**MATERIAL TO PROCESS**
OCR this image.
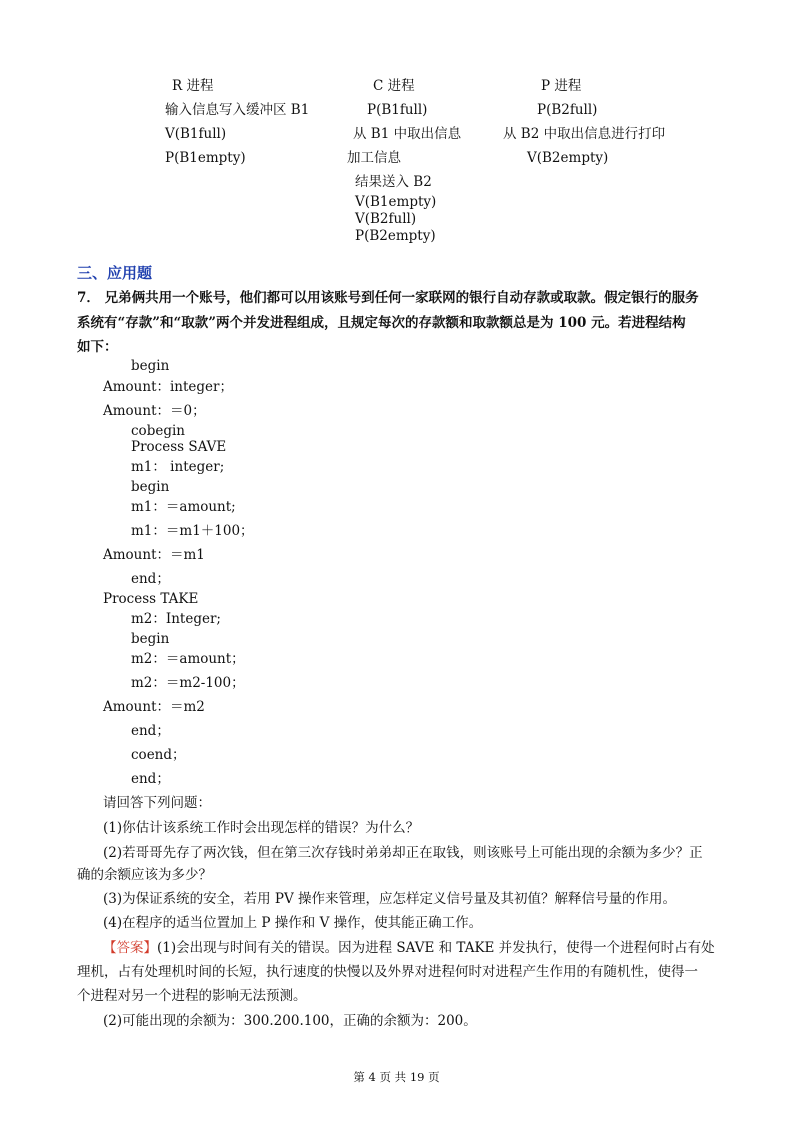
R 进程
输入信息写入缓冲区 B1
V(B1full)
P(B1empty)
C 进程
P(B1full)
从 B1 中取出信息
加工信息
结果送入 B2
V(B1empty)
V(B2full)
P(B2empty)
P 进程
P(B2full)
从 B2 中取出信息进行打印
V(B2empty)
三、应用题
7． 兄弟俩共用一个账号，他们都可以用该账号到任何一家联网的银行自动存款或取款。假定银行的服务
系统有“存款”和“取款”两个并发进程组成，且规定每次的存款额和取款额总是为 100 元。若进程结构
如下：
begin
Amount：integer；
Amount：＝0；
cobegin
Process SAVE
m1： integer;
begin
m1：＝amount;
m1：＝m1＋100；
Amount：＝m1
end；
Process TAKE
m2：Integer;
begin
m2：＝amount；
m2：＝m2-100；
Amount：＝m2
end；
coend；
end；
请回答下列问题：
(1)你估计该系统工作时会出现怎样的错误？为什么？
(2)若哥哥先存了两次钱，但在第三次存钱时弟弟却正在取钱，则该账号上可能出现的余额为多少？正
确的余额应该为多少？
(3)为保证系统的安全，若用 PV 操作来管理，应怎样定义信号量及其初值？解释信号量的作用。
(4)在程序的适当位置加上 P 操作和 V 操作，使其能正确工作。
【答案】(1)会出现与时间有关的错误。因为进程 SAVE 和 TAKE 并发执行，使得一个进程何时占有处
理机，占有处理机时间的长短，执行速度的快慢以及外界对进程何时对进程产生作用的有随机性，使得一
个进程对另一个进程的影响无法预测。
(2)可能出现的余额为：300.200.100，正确的余额为：200。
第 4 页 共 19 页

**EXERCISE**
Quote the data exactly, leaving every image out of the copy.

**SOLUTION FOR THIS EXERCISE**
OCR this image.
R 进程
输入信息写入缓冲区 B1
V(B1full)
P(B1empty)
C 进程
P(B1full)
从 B1 中取出信息
加工信息
结果送入 B2
V(B1empty)
V(B2full)
P(B2empty)
P 进程
P(B2full)
从 B2 中取出信息进行打印
V(B2empty)
三、应用题
7． 兄弟俩共用一个账号，他们都可以用该账号到任何一家联网的银行自动存款或取款。假定银行的服务
系统有“存款”和“取款”两个并发进程组成，且规定每次的存款额和取款额总是为 100 元。若进程结构
如下：
begin
Amount：integer；
Amount：＝0；
cobegin
Process SAVE
m1： integer;
begin
m1：＝amount;
m1：＝m1＋100；
Amount：＝m1
end；
Process TAKE
m2：Integer;
begin
m2：＝amount；
m2：＝m2-100；
Amount：＝m2
end；
coend；
end；
请回答下列问题：
(1)你估计该系统工作时会出现怎样的错误？为什么？
(2)若哥哥先存了两次钱，但在第三次存钱时弟弟却正在取钱，则该账号上可能出现的余额为多少？正
确的余额应该为多少？
(3)为保证系统的安全，若用 PV 操作来管理，应怎样定义信号量及其初值？解释信号量的作用。
(4)在程序的适当位置加上 P 操作和 V 操作，使其能正确工作。
【答案】(1)会出现与时间有关的错误。因为进程 SAVE 和 TAKE 并发执行，使得一个进程何时占有处
理机，占有处理机时间的长短，执行速度的快慢以及外界对进程何时对进程产生作用的有随机性，使得一
个进程对另一个进程的影响无法预测。
(2)可能出现的余额为：300.200.100，正确的余额为：200。
第 4 页 共 19 页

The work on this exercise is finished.